**WHAT YOU ARE ASKED TO DO:**
Return the listing below word for word.
--- Start of INFORMATION SHOWN ---
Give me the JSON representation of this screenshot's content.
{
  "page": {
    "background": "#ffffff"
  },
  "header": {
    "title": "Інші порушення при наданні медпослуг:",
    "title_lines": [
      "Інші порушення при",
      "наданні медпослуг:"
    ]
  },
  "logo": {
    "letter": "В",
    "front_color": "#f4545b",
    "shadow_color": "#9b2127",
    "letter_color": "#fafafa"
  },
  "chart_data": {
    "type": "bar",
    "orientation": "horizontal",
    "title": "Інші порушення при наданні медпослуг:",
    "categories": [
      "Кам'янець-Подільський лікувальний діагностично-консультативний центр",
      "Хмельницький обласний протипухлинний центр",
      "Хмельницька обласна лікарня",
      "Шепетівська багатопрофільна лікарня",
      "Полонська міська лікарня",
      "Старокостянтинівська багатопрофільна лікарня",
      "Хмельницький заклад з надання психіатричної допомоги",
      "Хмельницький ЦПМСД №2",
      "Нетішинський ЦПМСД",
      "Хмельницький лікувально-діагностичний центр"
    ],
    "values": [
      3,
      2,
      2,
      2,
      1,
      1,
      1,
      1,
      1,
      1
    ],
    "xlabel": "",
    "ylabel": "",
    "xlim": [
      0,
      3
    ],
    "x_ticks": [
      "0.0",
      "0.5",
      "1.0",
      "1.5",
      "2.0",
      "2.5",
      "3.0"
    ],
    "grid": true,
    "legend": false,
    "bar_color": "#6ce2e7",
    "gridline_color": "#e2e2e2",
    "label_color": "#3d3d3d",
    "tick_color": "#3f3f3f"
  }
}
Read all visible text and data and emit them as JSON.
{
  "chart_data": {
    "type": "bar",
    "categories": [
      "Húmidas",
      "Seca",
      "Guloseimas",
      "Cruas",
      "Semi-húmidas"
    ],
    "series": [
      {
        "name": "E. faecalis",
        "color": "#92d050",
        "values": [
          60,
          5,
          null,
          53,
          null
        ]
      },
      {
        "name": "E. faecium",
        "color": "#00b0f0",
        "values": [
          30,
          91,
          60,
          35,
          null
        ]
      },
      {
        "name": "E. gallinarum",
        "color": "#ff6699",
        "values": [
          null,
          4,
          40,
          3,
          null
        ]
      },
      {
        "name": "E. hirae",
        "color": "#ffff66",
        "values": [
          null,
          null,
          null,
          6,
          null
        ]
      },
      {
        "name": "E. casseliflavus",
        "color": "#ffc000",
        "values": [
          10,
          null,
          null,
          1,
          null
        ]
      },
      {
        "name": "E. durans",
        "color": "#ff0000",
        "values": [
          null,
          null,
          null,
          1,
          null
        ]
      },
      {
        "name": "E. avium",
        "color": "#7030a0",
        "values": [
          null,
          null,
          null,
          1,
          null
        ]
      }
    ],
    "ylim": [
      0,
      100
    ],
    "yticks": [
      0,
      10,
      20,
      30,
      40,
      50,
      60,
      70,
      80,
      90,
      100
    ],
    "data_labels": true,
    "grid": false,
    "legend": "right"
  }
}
--- End of INFORMATION SHOWN ---
**RESULT:**
Give me the JSON representation of this screenshot's content.
{
  "page": {
    "background": "#ffffff"
  },
  "header": {
    "title": "Інші порушення при наданні медпослуг:",
    "title_lines": [
      "Інші порушення при",
      "наданні медпослуг:"
    ]
  },
  "logo": {
    "letter": "В",
    "front_color": "#f4545b",
    "shadow_color": "#9b2127",
    "letter_color": "#fafafa"
  },
  "chart_data": {
    "type": "bar",
    "orientation": "horizontal",
    "title": "Інші порушення при наданні медпослуг:",
    "categories": [
      "Кам'янець-Подільський лікувальний діагностично-консультативний центр",
      "Хмельницький обласний протипухлинний центр",
      "Хмельницька обласна лікарня",
      "Шепетівська багатопрофільна лікарня",
      "Полонська міська лікарня",
      "Старокостянтинівська багатопрофільна лікарня",
      "Хмельницький заклад з надання психіатричної допомоги",
      "Хмельницький ЦПМСД №2",
      "Нетішинський ЦПМСД",
      "Хмельницький лікувально-діагностичний центр"
    ],
    "values": [
      3,
      2,
      2,
      2,
      1,
      1,
      1,
      1,
      1,
      1
    ],
    "xlabel": "",
    "ylabel": "",
    "xlim": [
      0,
      3
    ],
    "x_ticks": [
      "0.0",
      "0.5",
      "1.0",
      "1.5",
      "2.0",
      "2.5",
      "3.0"
    ],
    "grid": true,
    "legend": false,
    "bar_color": "#6ce2e7",
    "gridline_color": "#e2e2e2",
    "label_color": "#3d3d3d",
    "tick_color": "#3f3f3f"
  }
}
Read all visible text and data and emit them as JSON.
{
  "chart_data": {
    "type": "bar",
    "categories": [
      "Húmidas",
      "Seca",
      "Guloseimas",
      "Cruas",
      "Semi-húmidas"
    ],
    "series": [
      {
        "name": "E. faecalis",
        "color": "#92d050",
        "values": [
          60,
          5,
          null,
          53,
          null
        ]
      },
      {
        "name": "E. faecium",
        "color": "#00b0f0",
        "values": [
          30,
          91,
          60,
          35,
          null
        ]
      },
      {
        "name": "E. gallinarum",
        "color": "#ff6699",
        "values": [
          null,
          4,
          40,
          3,
          null
        ]
      },
      {
        "name": "E. hirae",
        "color": "#ffff66",
        "values": [
          null,
          null,
          null,
          6,
          null
        ]
      },
      {
        "name": "E. casseliflavus",
        "color": "#ffc000",
        "values": [
          10,
          null,
          null,
          1,
          null
        ]
      },
      {
        "name": "E. durans",
        "color": "#ff0000",
        "values": [
          null,
          null,
          null,
          1,
          null
        ]
      },
      {
        "name": "E. avium",
        "color": "#7030a0",
        "values": [
          null,
          null,
          null,
          1,
          null
        ]
      }
    ],
    "ylim": [
      0,
      100
    ],
    "yticks": [
      0,
      10,
      20,
      30,
      40,
      50,
      60,
      70,
      80,
      90,
      100
    ],
    "data_labels": true,
    "grid": false,
    "legend": "right"
  }
}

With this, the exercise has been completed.